▶ **WORK INSTRUCTIONS**:
Write out every line below that includes the word "голосеменные".

Stored entries:
# # # # # # #
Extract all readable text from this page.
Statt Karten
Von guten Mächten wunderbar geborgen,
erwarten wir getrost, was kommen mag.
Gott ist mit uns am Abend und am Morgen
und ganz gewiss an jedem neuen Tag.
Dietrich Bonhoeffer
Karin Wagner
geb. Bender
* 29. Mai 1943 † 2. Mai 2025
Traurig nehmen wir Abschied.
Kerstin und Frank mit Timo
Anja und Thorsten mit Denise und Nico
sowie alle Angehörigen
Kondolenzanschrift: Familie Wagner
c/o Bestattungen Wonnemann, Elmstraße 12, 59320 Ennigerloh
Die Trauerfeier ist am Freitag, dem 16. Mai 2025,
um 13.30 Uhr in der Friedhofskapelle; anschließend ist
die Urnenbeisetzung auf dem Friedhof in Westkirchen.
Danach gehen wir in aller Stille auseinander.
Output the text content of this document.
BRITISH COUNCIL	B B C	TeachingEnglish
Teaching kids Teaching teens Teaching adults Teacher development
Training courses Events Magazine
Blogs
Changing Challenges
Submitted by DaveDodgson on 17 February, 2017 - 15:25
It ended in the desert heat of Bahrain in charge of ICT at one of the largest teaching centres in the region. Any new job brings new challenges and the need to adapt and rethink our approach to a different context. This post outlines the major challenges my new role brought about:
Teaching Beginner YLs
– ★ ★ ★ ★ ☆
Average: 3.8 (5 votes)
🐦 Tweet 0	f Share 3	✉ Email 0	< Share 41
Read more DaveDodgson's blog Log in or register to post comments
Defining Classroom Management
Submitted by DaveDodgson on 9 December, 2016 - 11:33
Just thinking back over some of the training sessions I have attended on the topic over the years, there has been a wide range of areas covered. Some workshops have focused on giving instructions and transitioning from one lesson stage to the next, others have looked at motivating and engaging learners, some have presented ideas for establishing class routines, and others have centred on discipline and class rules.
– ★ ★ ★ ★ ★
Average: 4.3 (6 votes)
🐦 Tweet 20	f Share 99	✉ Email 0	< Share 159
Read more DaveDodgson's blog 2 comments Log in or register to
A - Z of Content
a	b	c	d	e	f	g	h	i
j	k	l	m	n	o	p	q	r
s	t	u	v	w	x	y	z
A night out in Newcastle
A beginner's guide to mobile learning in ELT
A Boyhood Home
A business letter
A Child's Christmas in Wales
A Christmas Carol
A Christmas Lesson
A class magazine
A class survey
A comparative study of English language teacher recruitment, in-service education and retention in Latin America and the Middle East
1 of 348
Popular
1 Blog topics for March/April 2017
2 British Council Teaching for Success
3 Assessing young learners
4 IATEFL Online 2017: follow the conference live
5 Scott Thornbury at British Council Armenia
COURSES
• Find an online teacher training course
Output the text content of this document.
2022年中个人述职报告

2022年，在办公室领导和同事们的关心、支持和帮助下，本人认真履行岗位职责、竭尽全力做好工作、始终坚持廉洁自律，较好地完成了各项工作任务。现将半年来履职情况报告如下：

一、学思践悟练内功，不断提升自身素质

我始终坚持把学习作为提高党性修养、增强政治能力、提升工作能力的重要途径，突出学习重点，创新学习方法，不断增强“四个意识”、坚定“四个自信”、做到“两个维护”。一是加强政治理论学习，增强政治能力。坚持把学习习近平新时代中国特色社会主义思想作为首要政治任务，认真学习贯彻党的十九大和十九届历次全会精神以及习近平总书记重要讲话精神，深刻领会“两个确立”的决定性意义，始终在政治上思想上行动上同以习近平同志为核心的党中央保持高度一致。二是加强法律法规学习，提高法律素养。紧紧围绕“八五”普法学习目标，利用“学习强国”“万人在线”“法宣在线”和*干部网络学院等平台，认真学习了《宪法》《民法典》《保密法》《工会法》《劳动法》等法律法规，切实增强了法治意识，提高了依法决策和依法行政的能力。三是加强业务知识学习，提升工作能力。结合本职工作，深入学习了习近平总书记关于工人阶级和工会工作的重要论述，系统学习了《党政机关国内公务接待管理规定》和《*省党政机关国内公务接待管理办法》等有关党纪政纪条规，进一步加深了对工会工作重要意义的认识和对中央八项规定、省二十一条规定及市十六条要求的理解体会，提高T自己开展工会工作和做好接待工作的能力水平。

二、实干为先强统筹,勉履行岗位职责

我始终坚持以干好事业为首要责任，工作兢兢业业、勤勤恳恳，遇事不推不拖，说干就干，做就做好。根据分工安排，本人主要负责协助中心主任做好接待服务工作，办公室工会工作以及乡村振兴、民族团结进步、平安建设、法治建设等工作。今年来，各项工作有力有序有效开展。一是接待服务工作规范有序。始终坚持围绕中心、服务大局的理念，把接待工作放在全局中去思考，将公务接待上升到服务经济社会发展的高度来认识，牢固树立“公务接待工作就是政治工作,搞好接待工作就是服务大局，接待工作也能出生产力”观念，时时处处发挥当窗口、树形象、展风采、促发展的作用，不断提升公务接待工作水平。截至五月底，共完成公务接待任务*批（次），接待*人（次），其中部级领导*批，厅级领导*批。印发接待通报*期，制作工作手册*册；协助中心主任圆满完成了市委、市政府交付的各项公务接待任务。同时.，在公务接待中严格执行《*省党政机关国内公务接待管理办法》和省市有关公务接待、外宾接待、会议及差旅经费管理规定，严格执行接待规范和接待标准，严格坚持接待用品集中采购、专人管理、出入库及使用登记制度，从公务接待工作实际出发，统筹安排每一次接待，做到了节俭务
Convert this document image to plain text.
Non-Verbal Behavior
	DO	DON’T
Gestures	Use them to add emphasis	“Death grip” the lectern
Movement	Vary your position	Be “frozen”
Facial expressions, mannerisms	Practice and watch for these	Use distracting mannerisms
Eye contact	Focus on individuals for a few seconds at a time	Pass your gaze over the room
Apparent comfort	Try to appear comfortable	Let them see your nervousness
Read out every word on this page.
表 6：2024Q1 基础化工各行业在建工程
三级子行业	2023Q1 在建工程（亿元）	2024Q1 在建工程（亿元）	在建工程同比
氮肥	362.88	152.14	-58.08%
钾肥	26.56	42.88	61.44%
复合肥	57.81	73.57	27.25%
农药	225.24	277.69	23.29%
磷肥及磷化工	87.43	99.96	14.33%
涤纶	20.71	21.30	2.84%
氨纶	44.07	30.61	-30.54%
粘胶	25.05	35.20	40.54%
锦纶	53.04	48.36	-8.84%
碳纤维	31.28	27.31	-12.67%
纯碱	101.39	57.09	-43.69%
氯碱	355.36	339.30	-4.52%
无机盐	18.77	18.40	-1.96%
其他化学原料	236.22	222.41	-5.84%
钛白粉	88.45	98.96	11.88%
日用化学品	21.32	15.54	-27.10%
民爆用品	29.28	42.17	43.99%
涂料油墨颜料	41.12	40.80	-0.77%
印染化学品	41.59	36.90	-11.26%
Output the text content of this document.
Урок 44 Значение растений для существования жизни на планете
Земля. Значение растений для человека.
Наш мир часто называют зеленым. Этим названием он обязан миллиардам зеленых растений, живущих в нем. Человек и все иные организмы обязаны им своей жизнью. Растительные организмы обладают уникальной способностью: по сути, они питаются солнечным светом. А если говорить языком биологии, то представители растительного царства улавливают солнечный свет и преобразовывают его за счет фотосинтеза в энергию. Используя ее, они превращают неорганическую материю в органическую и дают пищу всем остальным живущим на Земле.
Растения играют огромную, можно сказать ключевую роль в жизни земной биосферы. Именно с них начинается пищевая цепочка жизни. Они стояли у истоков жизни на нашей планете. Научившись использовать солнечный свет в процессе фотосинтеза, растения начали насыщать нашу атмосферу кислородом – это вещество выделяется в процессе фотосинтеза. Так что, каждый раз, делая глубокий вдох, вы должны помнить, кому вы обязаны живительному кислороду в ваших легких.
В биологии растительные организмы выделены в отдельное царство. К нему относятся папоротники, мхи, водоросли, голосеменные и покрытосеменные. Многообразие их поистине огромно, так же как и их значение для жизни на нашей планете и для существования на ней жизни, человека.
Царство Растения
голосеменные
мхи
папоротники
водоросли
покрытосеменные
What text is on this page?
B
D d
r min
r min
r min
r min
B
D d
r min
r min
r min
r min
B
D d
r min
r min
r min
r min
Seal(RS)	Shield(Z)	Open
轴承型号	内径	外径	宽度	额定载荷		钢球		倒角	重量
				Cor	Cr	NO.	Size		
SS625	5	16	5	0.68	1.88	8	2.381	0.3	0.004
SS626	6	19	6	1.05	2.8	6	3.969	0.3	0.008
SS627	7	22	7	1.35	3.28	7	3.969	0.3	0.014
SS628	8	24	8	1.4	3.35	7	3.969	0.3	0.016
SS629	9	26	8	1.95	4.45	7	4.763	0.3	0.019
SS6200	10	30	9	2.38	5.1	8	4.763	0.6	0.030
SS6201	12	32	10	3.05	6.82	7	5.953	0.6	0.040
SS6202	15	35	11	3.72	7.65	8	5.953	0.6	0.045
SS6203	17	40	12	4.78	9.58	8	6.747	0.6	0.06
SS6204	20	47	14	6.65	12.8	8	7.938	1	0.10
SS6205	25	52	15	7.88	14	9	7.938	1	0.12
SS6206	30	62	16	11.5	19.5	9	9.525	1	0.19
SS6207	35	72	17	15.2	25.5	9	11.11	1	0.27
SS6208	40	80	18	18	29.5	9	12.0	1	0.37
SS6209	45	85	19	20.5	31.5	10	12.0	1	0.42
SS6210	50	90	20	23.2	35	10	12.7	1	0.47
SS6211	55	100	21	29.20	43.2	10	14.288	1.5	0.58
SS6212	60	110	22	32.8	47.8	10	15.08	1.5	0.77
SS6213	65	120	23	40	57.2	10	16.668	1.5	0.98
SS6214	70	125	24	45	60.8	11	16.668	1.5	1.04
# # # # # # #
▶ **WORKED ANSWER**:
В биологии растительные организмы выделены в отдельное царство. К нему относятся папоротники, мхи, водоросли, голосеменные и покрытосеменные. Многообразие их поистине огромно, так же как и их значение для жизни на нашей планете и для существования на ней жизни, человека.
голосеменные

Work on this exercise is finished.